What is expected | Quote the listing below in its entirety, omitting every image.
--
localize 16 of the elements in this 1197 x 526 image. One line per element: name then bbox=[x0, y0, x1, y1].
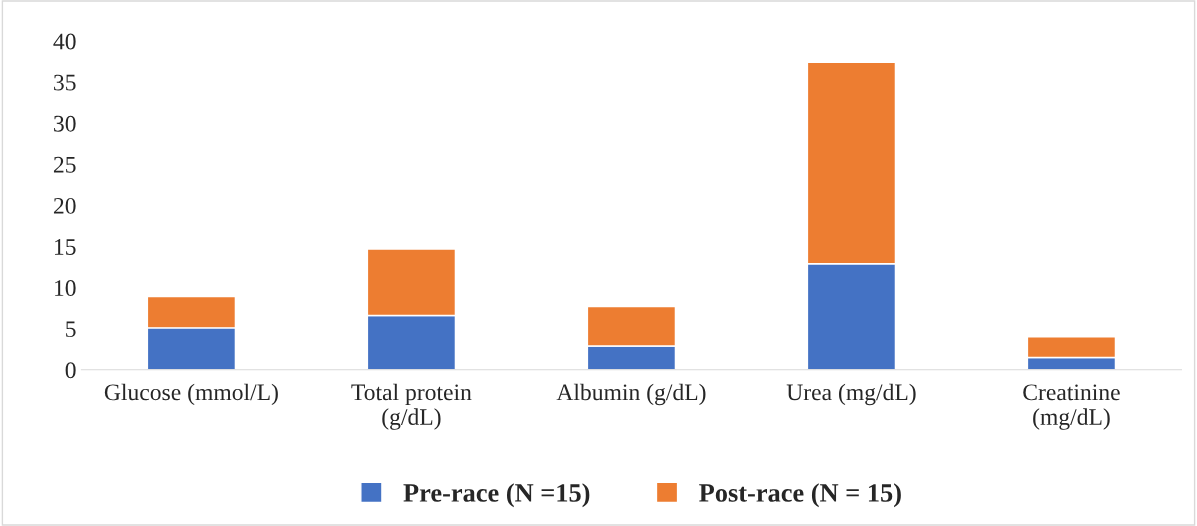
y-tick-label: 40 bbox=[53, 33, 76, 50]
x-tick-label: Creatinine (mg/dL) bbox=[1023, 384, 1120, 430]
x-tick-label: Total protein (g/dL) bbox=[351, 383, 472, 430]
y-tick-label: 30 bbox=[54, 115, 76, 132]
y-tick-label: 10 bbox=[55, 280, 76, 297]
x-tick-label: Urea (mg/dL) bbox=[786, 383, 916, 406]
y-tick-label: 15 bbox=[55, 239, 76, 255]
y-tick-label: 35 bbox=[54, 74, 76, 91]
y-tick-label: 20 bbox=[53, 197, 76, 214]
legend-label: Pre-race (N =15) bbox=[403, 483, 590, 508]
x-tick-label: Glucose (mmol/L) bbox=[104, 383, 278, 406]
y-tick-label: 25 bbox=[53, 156, 76, 173]
x-tick-label: Albumin (g/dL) bbox=[556, 383, 706, 406]
y-tick-label: 5 bbox=[66, 321, 76, 338]
y-tick-label: 0 bbox=[65, 362, 76, 379]
legend-label: Post-race (N = 15) bbox=[699, 483, 901, 508]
--
Answer box |
localize 16 of the elements in this 1197 x 526 image. One line per element: name then bbox=[x0, y0, x1, y1].
y-tick-label: 40 bbox=[53, 33, 76, 50]
x-tick-label: Creatinine (mg/dL) bbox=[1023, 384, 1120, 430]
x-tick-label: Total protein (g/dL) bbox=[351, 383, 472, 430]
y-tick-label: 30 bbox=[54, 115, 76, 132]
y-tick-label: 10 bbox=[55, 280, 76, 297]
x-tick-label: Urea (mg/dL) bbox=[786, 383, 916, 406]
y-tick-label: 15 bbox=[55, 239, 76, 255]
y-tick-label: 35 bbox=[54, 74, 76, 91]
y-tick-label: 20 bbox=[53, 197, 76, 214]
legend-label: Pre-race (N =15) bbox=[403, 483, 590, 508]
x-tick-label: Glucose (mmol/L) bbox=[104, 383, 278, 406]
y-tick-label: 25 bbox=[53, 156, 76, 173]
x-tick-label: Albumin (g/dL) bbox=[556, 383, 706, 406]
y-tick-label: 5 bbox=[66, 321, 76, 338]
y-tick-label: 0 bbox=[65, 362, 76, 379]
legend-label: Post-race (N = 15) bbox=[699, 483, 901, 508]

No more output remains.